IRRI-KIIB  - Seminar Address

"The Russian security policy in the Euro-Asian area"


“What Russians Fear: Psychological Portrait of the Nation”

Fyodor Lukyanov, Editor-in-Chief of Russia in Global Affairs
 

Brussels, May 11, 2006

 

The notion of security – the subject of this seminar – has many aspects: political, military, economic, and now people speak more and more of the energy aspect. However, the entire range of security-related issues rests on the psychological state of society and its elite. It is this state that determines the perception of threats and dangers, while the perception determines, in turn, the country’s policy. Therefore it is very important to know the peculiarities of the present stage in Russia’s historical development.

When Vladimir Putin described the collapse of the Soviet Union as the biggest geopolitical disaster of the 20th century, the reaction of the West was very indignant. I think the West misinterpreted Putin’s words as a wish to revive the fallen empire. In fact, the president only stated that the disappearance of the once-single state had brought about geopolitical and mental changes of a scale that we are yet to realize and assess. This refers, above all, to the former metropolitan country – Russia.

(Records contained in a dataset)
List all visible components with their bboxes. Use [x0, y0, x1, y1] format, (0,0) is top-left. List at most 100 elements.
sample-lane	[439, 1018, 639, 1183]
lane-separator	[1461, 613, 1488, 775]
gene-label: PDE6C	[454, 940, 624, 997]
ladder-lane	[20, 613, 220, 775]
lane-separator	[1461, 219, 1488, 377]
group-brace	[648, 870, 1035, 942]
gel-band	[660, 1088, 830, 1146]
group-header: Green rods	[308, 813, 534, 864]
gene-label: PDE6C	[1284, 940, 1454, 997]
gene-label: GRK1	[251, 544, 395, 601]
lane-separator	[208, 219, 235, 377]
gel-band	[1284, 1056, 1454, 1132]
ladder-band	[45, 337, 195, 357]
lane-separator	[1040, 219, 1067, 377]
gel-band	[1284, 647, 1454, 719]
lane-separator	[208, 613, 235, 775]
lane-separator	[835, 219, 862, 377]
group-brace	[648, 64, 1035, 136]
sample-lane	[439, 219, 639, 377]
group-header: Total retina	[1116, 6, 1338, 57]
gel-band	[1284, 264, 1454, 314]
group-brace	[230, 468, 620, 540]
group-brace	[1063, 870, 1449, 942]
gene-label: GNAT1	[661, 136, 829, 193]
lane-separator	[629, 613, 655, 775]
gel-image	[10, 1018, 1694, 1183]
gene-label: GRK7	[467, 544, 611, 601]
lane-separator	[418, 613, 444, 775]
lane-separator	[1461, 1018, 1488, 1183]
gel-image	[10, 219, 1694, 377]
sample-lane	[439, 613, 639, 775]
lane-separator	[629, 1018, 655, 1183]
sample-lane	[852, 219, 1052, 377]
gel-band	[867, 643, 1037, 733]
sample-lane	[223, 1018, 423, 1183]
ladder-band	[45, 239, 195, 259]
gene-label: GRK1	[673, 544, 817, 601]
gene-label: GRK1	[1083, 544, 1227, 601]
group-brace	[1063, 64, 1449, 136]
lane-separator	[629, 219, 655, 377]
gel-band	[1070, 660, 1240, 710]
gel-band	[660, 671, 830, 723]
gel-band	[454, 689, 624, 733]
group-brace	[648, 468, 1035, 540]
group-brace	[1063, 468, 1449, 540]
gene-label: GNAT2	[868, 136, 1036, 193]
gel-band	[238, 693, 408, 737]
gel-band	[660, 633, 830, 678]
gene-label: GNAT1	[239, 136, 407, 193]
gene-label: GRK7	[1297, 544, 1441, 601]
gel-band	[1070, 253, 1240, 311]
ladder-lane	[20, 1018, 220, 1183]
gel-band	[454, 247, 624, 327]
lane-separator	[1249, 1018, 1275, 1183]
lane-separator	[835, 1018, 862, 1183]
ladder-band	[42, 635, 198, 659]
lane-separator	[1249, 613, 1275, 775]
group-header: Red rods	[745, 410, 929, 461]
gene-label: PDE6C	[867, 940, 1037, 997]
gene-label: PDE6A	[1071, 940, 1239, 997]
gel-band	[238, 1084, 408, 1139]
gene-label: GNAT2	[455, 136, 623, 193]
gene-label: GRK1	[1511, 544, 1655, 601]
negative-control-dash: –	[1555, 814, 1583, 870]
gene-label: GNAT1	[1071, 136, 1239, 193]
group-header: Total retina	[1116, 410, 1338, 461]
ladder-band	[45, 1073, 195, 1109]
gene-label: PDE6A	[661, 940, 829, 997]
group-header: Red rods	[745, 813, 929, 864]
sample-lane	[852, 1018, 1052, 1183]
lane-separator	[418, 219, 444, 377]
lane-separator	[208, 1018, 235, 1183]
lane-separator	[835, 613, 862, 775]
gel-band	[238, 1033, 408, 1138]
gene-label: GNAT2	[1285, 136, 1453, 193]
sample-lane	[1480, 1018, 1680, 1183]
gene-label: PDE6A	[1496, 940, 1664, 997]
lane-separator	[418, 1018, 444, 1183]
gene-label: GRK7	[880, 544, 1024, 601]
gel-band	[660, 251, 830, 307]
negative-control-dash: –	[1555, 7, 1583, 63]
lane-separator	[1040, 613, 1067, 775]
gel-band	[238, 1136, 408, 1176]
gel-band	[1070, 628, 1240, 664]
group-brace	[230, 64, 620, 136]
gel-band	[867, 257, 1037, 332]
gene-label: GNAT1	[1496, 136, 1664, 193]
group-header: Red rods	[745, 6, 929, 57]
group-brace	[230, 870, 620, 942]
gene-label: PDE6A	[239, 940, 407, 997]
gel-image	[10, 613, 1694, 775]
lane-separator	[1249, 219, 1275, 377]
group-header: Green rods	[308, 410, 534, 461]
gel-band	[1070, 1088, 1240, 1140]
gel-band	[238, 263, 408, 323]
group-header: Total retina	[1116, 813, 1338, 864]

* REQUIRED TASKS *
**1.** What does the seminar address on what Russians fear say the perception of threats and dangers determines?
**2.** Continue the seminar address on what Russians fear from its final sentence.

* RESPONSES BY TASK *
**1.** The perception of threats and dangers determines the country's policy.

**2.**
Fifteen years ago, the world in which the Russian citizens lived experienced a double shock.

First, there collapsed the paternalist social system which had for decades instilled total collectivism in Russian society and eradicated private initiative, offering instead a low yet guaranteed standard of living. Such problems are not unique to Russia; other states, too, have had to overcome consequences of Communism. Yet it was in Russia that the principles of the planned organization of society were rooted the deepest.

Second, which was an even more important change, following the breakup of the Soviet Union, which was the successor to the 300-year-old Russian Empire, Russia – actually for the first time in its history – began to build a nation-state. In the previous centuries, since the end of the 18th century, when nation-states emerged and strengthened in Western Europe, Russia had been following a different path – it consolidated its multinational and multicultural empire. The empire’s collapse in 1917 did not result in a change of the paradigm, as those were the times of rampant colonialism throughout the world.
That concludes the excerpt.